SUPPLIED RECORDS:
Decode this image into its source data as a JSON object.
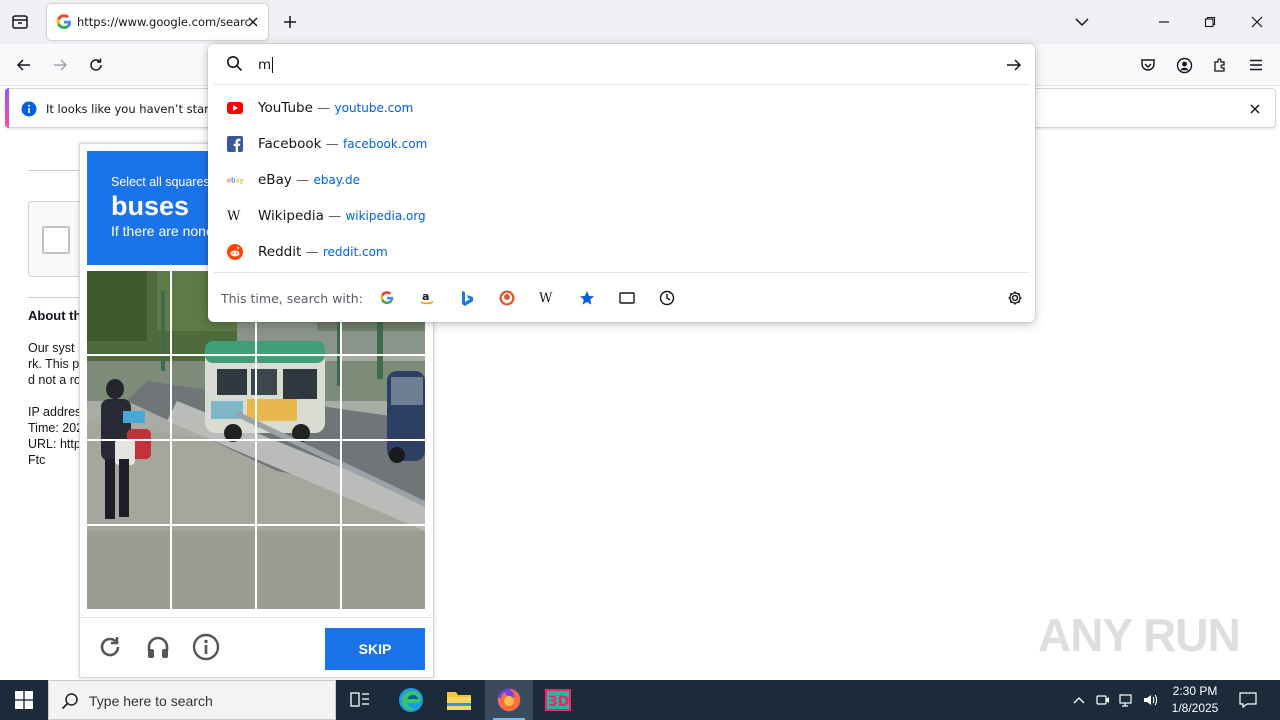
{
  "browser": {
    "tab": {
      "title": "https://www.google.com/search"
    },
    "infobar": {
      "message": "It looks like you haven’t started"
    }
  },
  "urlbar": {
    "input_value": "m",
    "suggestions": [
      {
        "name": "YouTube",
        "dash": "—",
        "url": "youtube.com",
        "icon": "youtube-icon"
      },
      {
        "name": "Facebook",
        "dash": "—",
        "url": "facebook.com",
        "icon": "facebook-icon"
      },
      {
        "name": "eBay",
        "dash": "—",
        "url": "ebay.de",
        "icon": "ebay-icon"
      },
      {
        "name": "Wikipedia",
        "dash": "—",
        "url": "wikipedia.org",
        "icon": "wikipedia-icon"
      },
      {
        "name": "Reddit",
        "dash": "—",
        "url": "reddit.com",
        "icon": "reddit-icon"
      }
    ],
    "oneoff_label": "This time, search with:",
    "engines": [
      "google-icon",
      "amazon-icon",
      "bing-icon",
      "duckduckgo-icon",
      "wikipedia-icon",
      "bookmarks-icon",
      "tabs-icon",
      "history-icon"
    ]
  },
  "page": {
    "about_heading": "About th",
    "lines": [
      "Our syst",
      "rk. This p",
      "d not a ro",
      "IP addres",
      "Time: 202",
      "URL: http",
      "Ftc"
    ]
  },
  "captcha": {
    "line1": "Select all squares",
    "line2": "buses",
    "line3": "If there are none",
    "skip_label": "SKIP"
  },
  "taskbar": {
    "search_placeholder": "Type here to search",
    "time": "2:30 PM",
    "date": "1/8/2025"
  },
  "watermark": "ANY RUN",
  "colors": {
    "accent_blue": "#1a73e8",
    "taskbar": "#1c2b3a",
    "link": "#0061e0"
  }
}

* * *

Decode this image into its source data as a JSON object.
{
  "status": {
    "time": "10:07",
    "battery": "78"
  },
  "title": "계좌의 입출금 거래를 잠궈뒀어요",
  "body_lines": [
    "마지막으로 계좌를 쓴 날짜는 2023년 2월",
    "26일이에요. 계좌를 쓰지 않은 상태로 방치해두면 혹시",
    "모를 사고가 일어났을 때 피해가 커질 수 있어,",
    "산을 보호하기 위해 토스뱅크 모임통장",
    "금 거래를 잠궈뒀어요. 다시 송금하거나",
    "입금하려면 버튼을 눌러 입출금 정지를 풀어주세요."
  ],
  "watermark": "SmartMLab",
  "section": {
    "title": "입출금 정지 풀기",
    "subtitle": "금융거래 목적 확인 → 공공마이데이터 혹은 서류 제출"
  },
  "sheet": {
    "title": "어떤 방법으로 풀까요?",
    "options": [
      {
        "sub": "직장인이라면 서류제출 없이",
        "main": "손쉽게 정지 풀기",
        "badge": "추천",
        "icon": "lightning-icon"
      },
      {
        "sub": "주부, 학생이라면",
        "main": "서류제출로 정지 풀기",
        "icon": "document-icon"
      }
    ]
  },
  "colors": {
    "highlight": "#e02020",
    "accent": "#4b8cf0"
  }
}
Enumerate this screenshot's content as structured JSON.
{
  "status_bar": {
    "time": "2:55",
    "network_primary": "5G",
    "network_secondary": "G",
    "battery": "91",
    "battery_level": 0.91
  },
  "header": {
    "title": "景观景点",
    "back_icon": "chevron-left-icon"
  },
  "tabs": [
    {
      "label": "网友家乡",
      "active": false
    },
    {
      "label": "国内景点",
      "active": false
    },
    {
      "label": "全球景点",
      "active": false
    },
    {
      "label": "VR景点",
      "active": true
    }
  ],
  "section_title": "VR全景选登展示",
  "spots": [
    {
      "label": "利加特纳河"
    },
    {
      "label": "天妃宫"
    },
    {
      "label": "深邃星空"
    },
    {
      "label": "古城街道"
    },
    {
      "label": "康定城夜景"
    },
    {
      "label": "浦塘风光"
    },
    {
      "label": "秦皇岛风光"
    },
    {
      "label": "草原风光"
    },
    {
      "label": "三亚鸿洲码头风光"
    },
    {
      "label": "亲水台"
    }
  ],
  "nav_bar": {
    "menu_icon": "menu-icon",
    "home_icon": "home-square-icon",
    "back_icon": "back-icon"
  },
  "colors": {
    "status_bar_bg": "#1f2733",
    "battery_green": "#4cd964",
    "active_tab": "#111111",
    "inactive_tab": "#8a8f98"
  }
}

...

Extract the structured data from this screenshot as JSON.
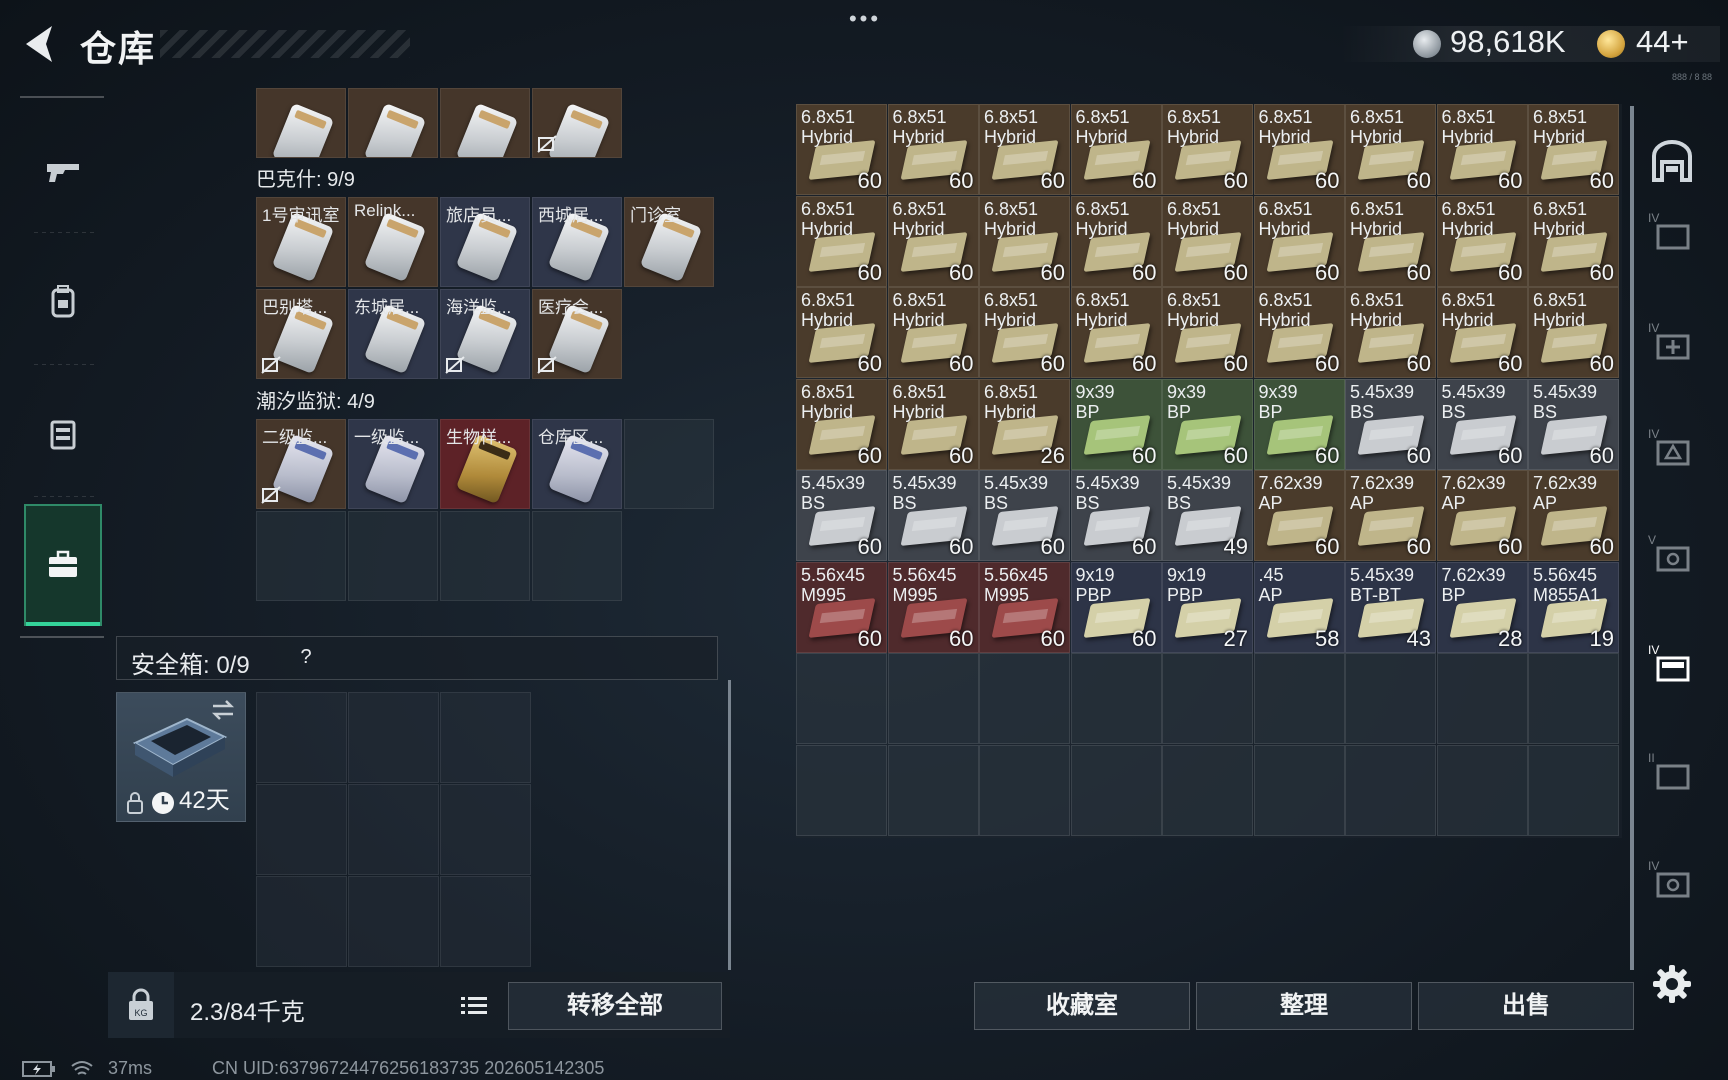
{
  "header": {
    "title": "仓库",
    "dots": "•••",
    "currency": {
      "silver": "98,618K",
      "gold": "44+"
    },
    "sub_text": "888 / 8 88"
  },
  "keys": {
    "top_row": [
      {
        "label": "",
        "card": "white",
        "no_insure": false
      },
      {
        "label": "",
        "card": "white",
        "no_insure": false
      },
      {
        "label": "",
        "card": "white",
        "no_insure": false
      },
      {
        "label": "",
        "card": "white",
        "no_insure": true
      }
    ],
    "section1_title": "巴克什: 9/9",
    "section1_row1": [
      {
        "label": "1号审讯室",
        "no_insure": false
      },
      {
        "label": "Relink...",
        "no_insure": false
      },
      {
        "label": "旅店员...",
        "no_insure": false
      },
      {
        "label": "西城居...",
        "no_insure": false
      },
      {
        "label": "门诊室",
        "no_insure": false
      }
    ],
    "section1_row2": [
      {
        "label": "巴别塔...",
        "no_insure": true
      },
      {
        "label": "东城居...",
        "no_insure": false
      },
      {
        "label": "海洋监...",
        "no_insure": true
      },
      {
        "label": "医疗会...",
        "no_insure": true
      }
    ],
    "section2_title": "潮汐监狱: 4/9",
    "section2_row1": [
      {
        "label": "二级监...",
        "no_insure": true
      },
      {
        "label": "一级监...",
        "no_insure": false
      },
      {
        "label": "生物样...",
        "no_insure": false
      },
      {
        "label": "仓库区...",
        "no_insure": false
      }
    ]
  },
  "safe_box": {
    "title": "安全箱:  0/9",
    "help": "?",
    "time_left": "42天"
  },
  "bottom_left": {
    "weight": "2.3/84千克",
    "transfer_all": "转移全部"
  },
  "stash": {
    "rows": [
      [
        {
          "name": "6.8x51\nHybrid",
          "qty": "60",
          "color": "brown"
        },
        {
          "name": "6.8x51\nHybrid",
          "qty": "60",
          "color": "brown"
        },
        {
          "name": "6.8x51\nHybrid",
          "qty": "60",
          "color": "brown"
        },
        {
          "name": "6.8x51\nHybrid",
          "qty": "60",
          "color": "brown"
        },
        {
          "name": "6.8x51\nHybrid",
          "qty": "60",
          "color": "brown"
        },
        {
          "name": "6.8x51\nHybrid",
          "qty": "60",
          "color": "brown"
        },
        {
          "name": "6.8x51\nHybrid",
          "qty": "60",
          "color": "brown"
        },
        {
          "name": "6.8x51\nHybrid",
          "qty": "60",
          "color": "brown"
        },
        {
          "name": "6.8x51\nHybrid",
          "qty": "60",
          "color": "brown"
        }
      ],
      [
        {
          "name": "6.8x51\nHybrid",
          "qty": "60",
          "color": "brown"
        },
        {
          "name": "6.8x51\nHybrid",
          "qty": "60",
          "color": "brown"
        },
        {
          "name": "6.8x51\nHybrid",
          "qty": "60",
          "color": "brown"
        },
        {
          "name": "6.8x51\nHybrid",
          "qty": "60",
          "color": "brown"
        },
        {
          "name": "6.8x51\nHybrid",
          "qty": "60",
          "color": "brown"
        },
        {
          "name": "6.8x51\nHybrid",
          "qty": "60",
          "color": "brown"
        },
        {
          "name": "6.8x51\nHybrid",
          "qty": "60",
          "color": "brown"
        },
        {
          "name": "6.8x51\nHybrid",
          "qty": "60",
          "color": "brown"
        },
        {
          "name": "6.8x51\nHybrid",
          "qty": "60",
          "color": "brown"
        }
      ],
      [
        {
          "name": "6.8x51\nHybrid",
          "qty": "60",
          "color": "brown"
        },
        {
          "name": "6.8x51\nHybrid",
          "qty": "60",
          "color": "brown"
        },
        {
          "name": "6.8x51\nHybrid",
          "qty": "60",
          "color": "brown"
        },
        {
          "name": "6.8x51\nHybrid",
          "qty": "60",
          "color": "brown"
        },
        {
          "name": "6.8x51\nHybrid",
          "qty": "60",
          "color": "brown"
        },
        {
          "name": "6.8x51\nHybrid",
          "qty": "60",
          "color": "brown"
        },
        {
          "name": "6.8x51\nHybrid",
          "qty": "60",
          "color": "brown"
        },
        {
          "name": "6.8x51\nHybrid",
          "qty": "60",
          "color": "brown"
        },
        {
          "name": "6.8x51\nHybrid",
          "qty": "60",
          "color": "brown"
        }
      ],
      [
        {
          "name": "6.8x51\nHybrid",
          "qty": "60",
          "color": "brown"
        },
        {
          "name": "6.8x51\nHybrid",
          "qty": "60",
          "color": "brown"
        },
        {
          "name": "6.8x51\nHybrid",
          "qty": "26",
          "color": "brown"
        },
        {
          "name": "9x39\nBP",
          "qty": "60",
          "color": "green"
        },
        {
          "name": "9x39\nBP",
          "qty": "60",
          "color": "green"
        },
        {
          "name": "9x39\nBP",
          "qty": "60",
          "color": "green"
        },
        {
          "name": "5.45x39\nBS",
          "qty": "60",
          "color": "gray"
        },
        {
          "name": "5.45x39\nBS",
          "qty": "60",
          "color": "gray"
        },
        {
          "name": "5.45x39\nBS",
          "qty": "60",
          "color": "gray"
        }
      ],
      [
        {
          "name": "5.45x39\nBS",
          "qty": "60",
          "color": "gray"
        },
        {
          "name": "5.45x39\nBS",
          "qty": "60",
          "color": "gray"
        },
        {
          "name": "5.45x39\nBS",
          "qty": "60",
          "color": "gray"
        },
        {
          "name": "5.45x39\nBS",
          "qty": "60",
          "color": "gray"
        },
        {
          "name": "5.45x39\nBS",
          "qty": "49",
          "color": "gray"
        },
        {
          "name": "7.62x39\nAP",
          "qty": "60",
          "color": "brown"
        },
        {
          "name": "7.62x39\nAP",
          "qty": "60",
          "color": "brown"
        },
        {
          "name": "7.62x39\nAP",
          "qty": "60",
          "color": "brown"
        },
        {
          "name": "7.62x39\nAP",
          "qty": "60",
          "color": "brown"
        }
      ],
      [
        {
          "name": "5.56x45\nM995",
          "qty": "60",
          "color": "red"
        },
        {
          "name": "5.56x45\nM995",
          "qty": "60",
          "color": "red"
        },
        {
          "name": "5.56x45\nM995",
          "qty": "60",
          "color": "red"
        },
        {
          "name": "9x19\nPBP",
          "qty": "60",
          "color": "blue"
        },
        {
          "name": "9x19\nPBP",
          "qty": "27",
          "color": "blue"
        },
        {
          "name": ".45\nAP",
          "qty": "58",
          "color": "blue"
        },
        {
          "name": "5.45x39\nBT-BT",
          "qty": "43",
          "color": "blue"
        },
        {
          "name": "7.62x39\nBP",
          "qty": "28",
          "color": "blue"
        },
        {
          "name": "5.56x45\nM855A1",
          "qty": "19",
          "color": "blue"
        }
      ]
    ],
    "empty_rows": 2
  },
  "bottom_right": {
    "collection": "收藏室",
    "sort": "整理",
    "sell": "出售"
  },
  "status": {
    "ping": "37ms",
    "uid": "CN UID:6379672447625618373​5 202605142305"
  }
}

THE TASK: Scan the lines for the string "screenshot". Copy out each line that matches.

EXERCISE RESULT:
Enumerate this screenshot's content as structured JSON.
Extract the structured data from this screenshot as JSON.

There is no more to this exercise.